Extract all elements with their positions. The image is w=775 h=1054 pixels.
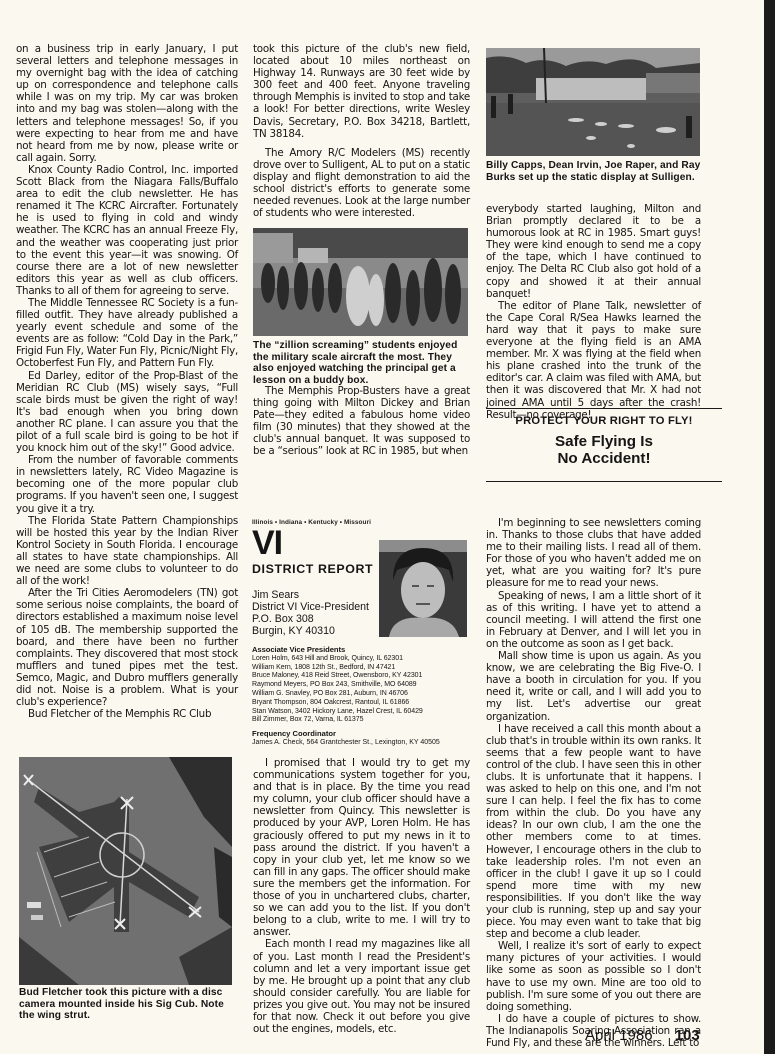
portrait-image bbox=[379, 540, 467, 637]
page-binding-edge bbox=[764, 0, 775, 1054]
vp-title: District VI Vice-President bbox=[252, 601, 369, 613]
paragraph: After the Tri Cities Aeromodelers (TN) g… bbox=[16, 587, 238, 708]
frequency-header: Frequency Coordinator bbox=[252, 730, 497, 739]
paragraph: I'm beginning to see newsletters coming … bbox=[486, 517, 701, 590]
page-footer: April 1986 103 bbox=[585, 1027, 700, 1044]
column-2-upper: took this picture of the club's new fiel… bbox=[253, 43, 470, 219]
vp-portrait-photo bbox=[379, 540, 467, 637]
students-crowd-photo bbox=[253, 228, 468, 336]
paragraph: The editor of Plane Talk, newsletter of … bbox=[486, 300, 701, 421]
photo-caption: The “zillion screaming” students enjoyed… bbox=[253, 340, 470, 386]
aerial-runway-image bbox=[19, 757, 232, 985]
paragraph: Knox County Radio Control, Inc. imported… bbox=[16, 164, 238, 297]
paragraph: everybody started laughing, Milton and B… bbox=[486, 203, 701, 300]
paragraph: The Middle Tennessee RC Society is a fun… bbox=[16, 297, 238, 370]
frequency-coordinator: Frequency Coordinator James A. Check, 56… bbox=[252, 730, 497, 748]
photo-caption: Bud Fletcher took this picture with a di… bbox=[19, 987, 241, 1022]
paragraph: Speaking of news, I am a little short of… bbox=[486, 590, 701, 650]
vp-address-line2: Burgin, KY 40310 bbox=[252, 625, 369, 637]
safety-callout-slogan-line1: Safe Flying Is bbox=[486, 433, 722, 450]
students-crowd-image bbox=[253, 228, 468, 336]
associate-entry: Loren Holm, 643 Hill and Brook, Quincy, … bbox=[252, 655, 492, 664]
aerial-field-photo bbox=[19, 757, 232, 985]
safety-callout-heading: PROTECT YOUR RIGHT TO FLY! bbox=[486, 415, 722, 427]
page-number: 103 bbox=[675, 1027, 700, 1044]
column-2-middle: The Memphis Prop-Busters have a great th… bbox=[253, 385, 470, 458]
column-3-upper: everybody started laughing, Milton and B… bbox=[486, 203, 701, 421]
column-3-lower: I'm beginning to see newsletters coming … bbox=[486, 517, 701, 1049]
vp-name: Jim Sears bbox=[252, 589, 369, 601]
paragraph: The Memphis Prop-Busters have a great th… bbox=[253, 385, 470, 458]
associate-entry: Bill Zimmer, Box 72, Varna, IL 61375 bbox=[252, 716, 492, 725]
associate-entry: William Kern, 1808 12th St., Bedford, IN… bbox=[252, 664, 492, 673]
associate-vp-list: Associate Vice Presidents Loren Holm, 64… bbox=[252, 646, 492, 725]
vp-address-line1: P.O. Box 308 bbox=[252, 613, 369, 625]
paragraph: Well, I realize it's sort of early to ex… bbox=[486, 940, 701, 1013]
paragraph: on a business trip in early January, I p… bbox=[16, 43, 238, 164]
photo-caption: Billy Capps, Dean Irvin, Joe Raper, and … bbox=[486, 160, 711, 183]
associate-entry: William G. Snavley, PO Box 281, Auburn, … bbox=[252, 690, 492, 699]
paragraph: took this picture of the club's new fiel… bbox=[253, 43, 470, 140]
paragraph: Ed Darley, editor of the Prop-Blast of t… bbox=[16, 370, 238, 455]
associate-entry: Stan Watson, 3402 Hickory Lane, Hazel Cr… bbox=[252, 708, 492, 717]
vice-president-contact: Jim Sears District VI Vice-President P.O… bbox=[252, 589, 369, 637]
district-report-title: DISTRICT REPORT bbox=[252, 562, 373, 576]
paragraph: I promised that I would try to get my co… bbox=[253, 757, 470, 938]
frequency-coordinator-entry: James A. Check, 564 Grantchester St., Le… bbox=[252, 739, 497, 748]
paragraph: The Amory R/C Modelers (MS) recently dro… bbox=[253, 147, 470, 220]
static-display-image bbox=[486, 48, 700, 156]
static-display-photo bbox=[486, 48, 700, 156]
associate-entry: Bryant Thompson, 804 Oakcrest, Rantoul, … bbox=[252, 699, 492, 708]
issue-date: April 1986 bbox=[585, 1027, 653, 1044]
safety-callout-box: PROTECT YOUR RIGHT TO FLY! Safe Flying I… bbox=[486, 408, 722, 482]
associate-entry: Raymond Meyers, PO Box 243, Smithville, … bbox=[252, 681, 492, 690]
district-number: VI bbox=[252, 526, 282, 560]
paragraph: The Florida State Pattern Championships … bbox=[16, 515, 238, 588]
safety-callout-slogan-line2: No Accident! bbox=[486, 450, 722, 467]
associate-entry: Bruce Maloney, 418 Reid Street, Owensbor… bbox=[252, 672, 492, 681]
column-2-lower: I promised that I would try to get my co… bbox=[253, 757, 470, 1035]
paragraph: Mall show time is upon us again. As you … bbox=[486, 650, 701, 723]
paragraph: Each month I read my magazines like all … bbox=[253, 938, 470, 1035]
paragraph: From the number of favorable comments in… bbox=[16, 454, 238, 514]
associates-header: Associate Vice Presidents bbox=[252, 646, 492, 655]
paragraph: Bud Fletcher of the Memphis RC Club bbox=[16, 708, 238, 720]
column-1: on a business trip in early January, I p… bbox=[16, 43, 238, 720]
paragraph: I have received a call this month about … bbox=[486, 723, 701, 941]
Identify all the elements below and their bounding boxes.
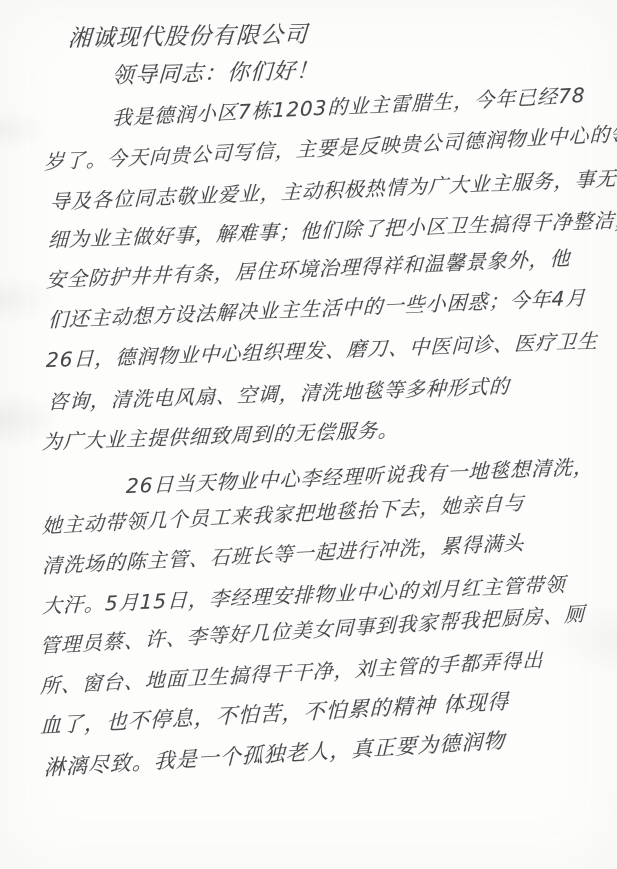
letter-line-14: 清洗场的陈主管、石班长等一起进行冲洗，累得满头 — [42, 532, 525, 576]
letter-page: 湘诚现代股份有限公司领导同志：你们好！我是德润小区7栋1203的业主雷腊生，今年… — [0, 0, 617, 869]
letter-line-2: 领导同志：你们好！ — [112, 61, 320, 88]
letter-line-8: 们还主动想方设法解决业主生活中的一些小困惑；今年4月 — [48, 287, 587, 330]
letter-line-1: 湘诚现代股份有限公司 — [67, 24, 308, 51]
letter-line-3: 我是德润小区7栋1203的业主雷腊生，今年已经78 — [112, 85, 586, 128]
letter-line-17: 所、窗台、地面卫生搞得干干净，刘主管的手都弄得出 — [40, 650, 544, 696]
letter-line-7: 安全防护井井有条，居住环境治理得祥和温馨景象外，他 — [46, 248, 571, 290]
letter-line-18: 血了，也不停息，不怕苦，不怕累的精神 体现得 — [40, 691, 509, 737]
letter-line-13: 她主动带领几个员工来我家把地毯抬下去，她亲自与 — [42, 492, 525, 536]
letter-line-6: 细为业主做好事，解难事；他们除了把小区卫生搞得干净整洁， — [48, 209, 617, 250]
letter-line-10: 咨询，清洗电风扇、空调，清洗地毯等多种形式的 — [48, 376, 510, 412]
letter-line-5: 导及各位同志敬业爱业，主动积极热情为广大业主服务，事无巨 — [50, 167, 617, 212]
letter-line-19: 淋漓尽致。我是一个孤独老人，真正要为德润物 — [44, 731, 505, 779]
letter-line-4: 岁了。今天向贵公司写信，主要是反映贵公司德润物业中心的领 — [44, 123, 617, 172]
letter-line-11: 为广大业主提供细致周到的无偿服务。 — [42, 420, 399, 452]
letter-line-9: 26日，德润物业中心组织理发、磨刀、中医问诊、医疗卫生 — [46, 331, 599, 370]
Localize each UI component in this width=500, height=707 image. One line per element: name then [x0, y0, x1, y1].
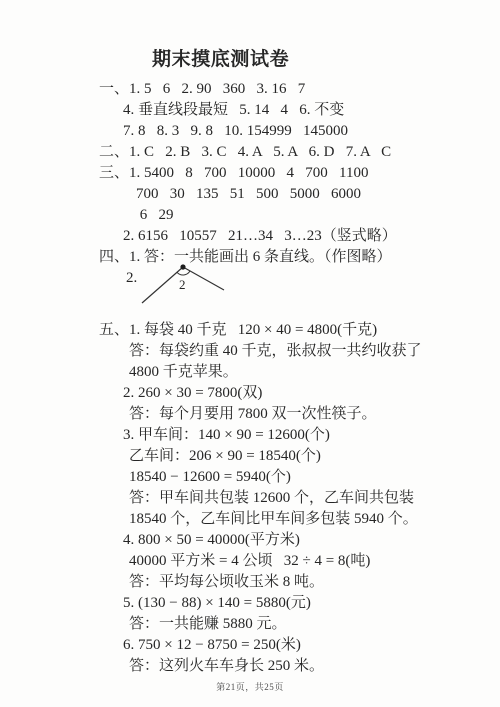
answer-line: 700 30 135 51 500 5000 6000: [0, 184, 500, 205]
page-footer: 第21页，共25页: [0, 680, 500, 693]
angle-figure-row: 2. 2: [0, 268, 500, 320]
angle-arc: [177, 271, 190, 275]
answer-line: 2. 6156 10557 21…34 3…23（竖式略）: [0, 226, 500, 247]
page-title: 期末摸底测试卷: [0, 48, 500, 72]
answer-line: 18540 − 12600 = 5940(个): [0, 467, 500, 488]
angle-vertex-dot: [180, 264, 185, 269]
angle-right-ray: [183, 267, 224, 290]
answer-line: 答：甲车间共包装 12600 个，乙车间共包装: [0, 488, 500, 509]
answer-line: 一、1. 5 6 2. 90 360 3. 16 7: [0, 79, 500, 100]
answer-line: 4. 垂直线段最短 5. 14 4 6. 不变: [0, 100, 500, 121]
answer-line: 答：这列火车车身长 250 米。: [0, 656, 500, 677]
answer-line: 答：每个月要用 7800 双一次性筷子。: [0, 404, 500, 425]
answer-line: 乙车间：206 × 90 = 18540(个): [0, 446, 500, 467]
answer-line: 4. 800 × 50 = 40000(平方米): [0, 530, 500, 551]
answer-line: 18540 个，乙车间比甲车间多包装 5940 个。: [0, 509, 500, 530]
answer-line: 五、1. 每袋 40 千克 120 × 40 = 4800(千克): [0, 320, 500, 341]
answer-sheet-page: 期末摸底测试卷 一、1. 5 6 2. 90 360 3. 16 7 4. 垂直…: [0, 0, 500, 707]
answer-line: 2. 260 × 30 = 7800(双): [0, 383, 500, 404]
answer-line: 二、1. C 2. B 3. C 4. A 5. A 6. D 7. A C: [0, 142, 500, 163]
answer-line: 答：每袋约重 40 千克，张叔叔一共约收获了: [0, 341, 500, 362]
angle-figure: 2: [138, 256, 258, 318]
answer-line: 答：平均每公顷收玉米 8 吨。: [0, 572, 500, 593]
answer-line: 6. 750 × 12 − 8750 = 250(米): [0, 635, 500, 656]
answer-line: 三、1. 5400 8 700 10000 4 700 1100: [0, 163, 500, 184]
item-number: 2.: [126, 270, 137, 287]
answer-line: 3. 甲车间：140 × 90 = 12600(个): [0, 425, 500, 446]
answer-line: 7. 8 8. 3 9. 8 10. 154999 145000: [0, 121, 500, 142]
answer-line: 4800 千克苹果。: [0, 362, 500, 383]
angle-label: 2: [179, 277, 186, 292]
answer-line: 40000 平方米 = 4 公顷 32 ÷ 4 = 8(吨): [0, 551, 500, 572]
answer-line: 5. (130 − 88) × 140 = 5880(元): [0, 593, 500, 614]
answer-line: 答：一共能赚 5880 元。: [0, 614, 500, 635]
angle-left-ray: [142, 267, 183, 303]
answer-line: 6 29: [0, 205, 500, 226]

★ ★ ★ ★ ★

• [What is required] Pick out and copy every line of the material above that contains the string "Vice". Case counts.

• [Answer]
vp-title: District VI Vice-President bbox=[252, 601, 369, 613]
associate-vp-list: Associate Vice Presidents Loren Holm, 64… bbox=[252, 646, 492, 725]
vice-president-contact: Jim Sears District VI Vice-President P.O… bbox=[252, 589, 369, 637]
associates-header: Associate Vice Presidents bbox=[252, 646, 492, 655]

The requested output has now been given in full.